▶ **Raw data**
□ □ □ □ □ □ □
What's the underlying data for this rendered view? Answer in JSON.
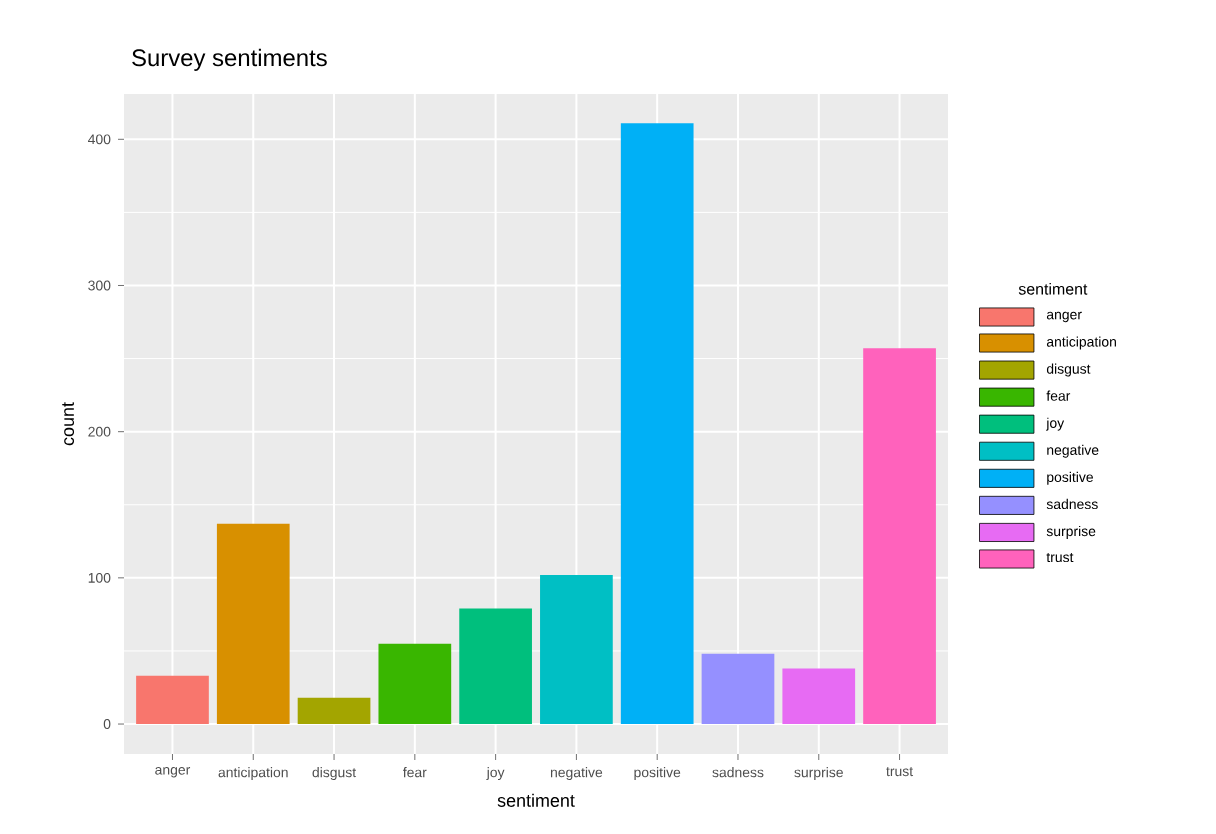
{
  "chart_data": {
    "type": "bar",
    "title": "Survey sentiments",
    "xlabel": "sentiment",
    "ylabel": "count",
    "legend_title": "sentiment",
    "categories": [
      "anger",
      "anticipation",
      "disgust",
      "fear",
      "joy",
      "negative",
      "positive",
      "sadness",
      "surprise",
      "trust"
    ],
    "series": [
      {
        "name": "anger",
        "color": "#f8766d",
        "values": [
          33,
          null,
          null,
          null,
          null,
          null,
          null,
          null,
          null,
          null
        ]
      },
      {
        "name": "anticipation",
        "color": "#d89000",
        "values": [
          null,
          137,
          null,
          null,
          null,
          null,
          null,
          null,
          null,
          null
        ]
      },
      {
        "name": "disgust",
        "color": "#a3a500",
        "values": [
          null,
          null,
          18,
          null,
          null,
          null,
          null,
          null,
          null,
          null
        ]
      },
      {
        "name": "fear",
        "color": "#39b600",
        "values": [
          null,
          null,
          null,
          55,
          null,
          null,
          null,
          null,
          null,
          null
        ]
      },
      {
        "name": "joy",
        "color": "#00bf7d",
        "values": [
          null,
          null,
          null,
          null,
          79,
          null,
          null,
          null,
          null,
          null
        ]
      },
      {
        "name": "negative",
        "color": "#00bfc4",
        "values": [
          null,
          null,
          null,
          null,
          null,
          102,
          null,
          null,
          null,
          null
        ]
      },
      {
        "name": "positive",
        "color": "#00b0f6",
        "values": [
          null,
          null,
          null,
          null,
          null,
          null,
          411,
          null,
          null,
          null
        ]
      },
      {
        "name": "sadness",
        "color": "#9590ff",
        "values": [
          null,
          null,
          null,
          null,
          null,
          null,
          null,
          48,
          null,
          null
        ]
      },
      {
        "name": "surprise",
        "color": "#e76bf3",
        "values": [
          null,
          null,
          null,
          null,
          null,
          null,
          null,
          null,
          38,
          null
        ]
      },
      {
        "name": "trust",
        "color": "#ff62bc",
        "values": [
          null,
          null,
          null,
          null,
          null,
          null,
          null,
          null,
          null,
          257
        ]
      }
    ],
    "ylim": [
      -20.5,
      431
    ],
    "yticks": [
      0,
      100,
      200,
      300,
      400
    ],
    "grid": true,
    "legend": "right"
  }
}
□ □ □ □ □ □ □
▶ **Set task**
Repeat the records above exactly, omitting every picture.

▶ **Reply**
What's the underlying data for this rendered view? Answer in JSON.
{
  "chart_data": {
    "type": "bar",
    "title": "Survey sentiments",
    "xlabel": "sentiment",
    "ylabel": "count",
    "legend_title": "sentiment",
    "categories": [
      "anger",
      "anticipation",
      "disgust",
      "fear",
      "joy",
      "negative",
      "positive",
      "sadness",
      "surprise",
      "trust"
    ],
    "series": [
      {
        "name": "anger",
        "color": "#f8766d",
        "values": [
          33,
          null,
          null,
          null,
          null,
          null,
          null,
          null,
          null,
          null
        ]
      },
      {
        "name": "anticipation",
        "color": "#d89000",
        "values": [
          null,
          137,
          null,
          null,
          null,
          null,
          null,
          null,
          null,
          null
        ]
      },
      {
        "name": "disgust",
        "color": "#a3a500",
        "values": [
          null,
          null,
          18,
          null,
          null,
          null,
          null,
          null,
          null,
          null
        ]
      },
      {
        "name": "fear",
        "color": "#39b600",
        "values": [
          null,
          null,
          null,
          55,
          null,
          null,
          null,
          null,
          null,
          null
        ]
      },
      {
        "name": "joy",
        "color": "#00bf7d",
        "values": [
          null,
          null,
          null,
          null,
          79,
          null,
          null,
          null,
          null,
          null
        ]
      },
      {
        "name": "negative",
        "color": "#00bfc4",
        "values": [
          null,
          null,
          null,
          null,
          null,
          102,
          null,
          null,
          null,
          null
        ]
      },
      {
        "name": "positive",
        "color": "#00b0f6",
        "values": [
          null,
          null,
          null,
          null,
          null,
          null,
          411,
          null,
          null,
          null
        ]
      },
      {
        "name": "sadness",
        "color": "#9590ff",
        "values": [
          null,
          null,
          null,
          null,
          null,
          null,
          null,
          48,
          null,
          null
        ]
      },
      {
        "name": "surprise",
        "color": "#e76bf3",
        "values": [
          null,
          null,
          null,
          null,
          null,
          null,
          null,
          null,
          38,
          null
        ]
      },
      {
        "name": "trust",
        "color": "#ff62bc",
        "values": [
          null,
          null,
          null,
          null,
          null,
          null,
          null,
          null,
          null,
          257
        ]
      }
    ],
    "ylim": [
      -20.5,
      431
    ],
    "yticks": [
      0,
      100,
      200,
      300,
      400
    ],
    "grid": true,
    "legend": "right"
  }
}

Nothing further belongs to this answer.